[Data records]
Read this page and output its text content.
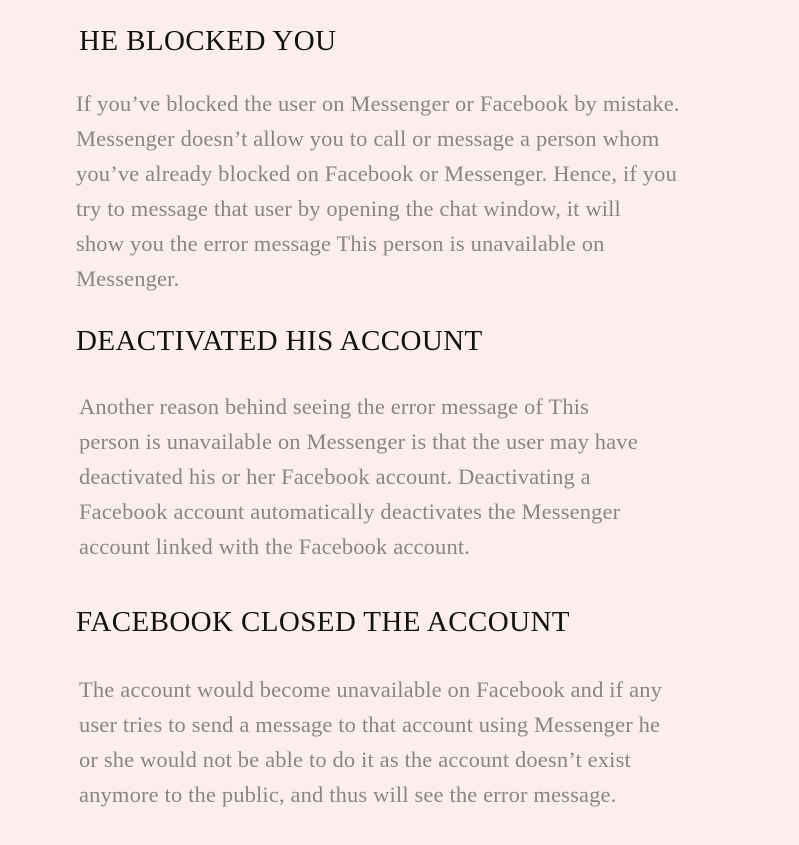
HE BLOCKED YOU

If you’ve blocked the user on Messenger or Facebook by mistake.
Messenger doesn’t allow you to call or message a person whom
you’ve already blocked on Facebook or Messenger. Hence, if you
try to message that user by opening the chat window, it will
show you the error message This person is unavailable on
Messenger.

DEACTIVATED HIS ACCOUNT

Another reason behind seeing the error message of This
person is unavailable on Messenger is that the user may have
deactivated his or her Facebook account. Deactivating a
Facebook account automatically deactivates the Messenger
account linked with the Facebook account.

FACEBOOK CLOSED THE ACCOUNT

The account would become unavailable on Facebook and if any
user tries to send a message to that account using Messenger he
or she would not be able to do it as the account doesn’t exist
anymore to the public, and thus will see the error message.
* * *
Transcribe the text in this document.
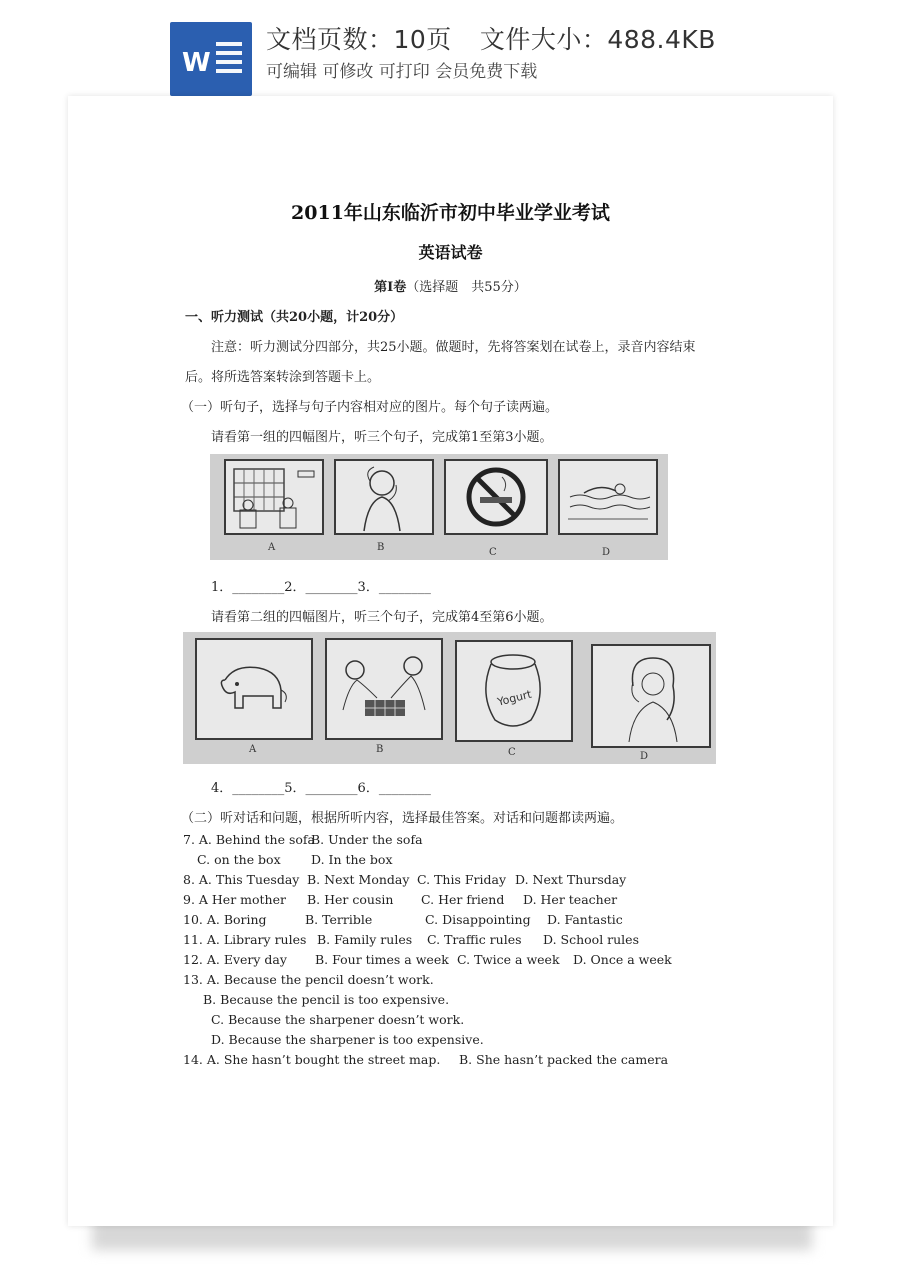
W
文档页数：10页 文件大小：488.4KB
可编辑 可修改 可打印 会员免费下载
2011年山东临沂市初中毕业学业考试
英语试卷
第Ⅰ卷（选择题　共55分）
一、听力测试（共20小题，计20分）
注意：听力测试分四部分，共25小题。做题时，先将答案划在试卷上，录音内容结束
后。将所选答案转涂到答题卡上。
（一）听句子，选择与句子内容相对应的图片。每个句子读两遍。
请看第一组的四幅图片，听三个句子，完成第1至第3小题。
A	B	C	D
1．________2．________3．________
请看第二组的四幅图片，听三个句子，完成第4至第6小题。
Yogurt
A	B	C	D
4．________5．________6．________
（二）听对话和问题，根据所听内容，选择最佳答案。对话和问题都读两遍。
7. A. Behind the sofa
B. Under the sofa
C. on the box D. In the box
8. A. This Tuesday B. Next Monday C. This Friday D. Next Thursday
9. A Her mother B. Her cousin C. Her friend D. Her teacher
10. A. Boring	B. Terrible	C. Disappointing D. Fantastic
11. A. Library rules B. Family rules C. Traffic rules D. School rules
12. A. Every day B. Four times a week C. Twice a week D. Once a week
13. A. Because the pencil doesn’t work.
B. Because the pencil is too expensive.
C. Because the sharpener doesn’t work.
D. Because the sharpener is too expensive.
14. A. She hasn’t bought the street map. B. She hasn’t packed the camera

**WHAT TO DO:** Collect, from the material above, every line containing the word "doesn".

**TASK RESULT:**
Messenger doesn’t allow you to call or message a person whom
or she would not be able to do it as the account doesn’t exist
13. A. Because the pencil doesn’t work.
C. Because the sharpener doesn’t work.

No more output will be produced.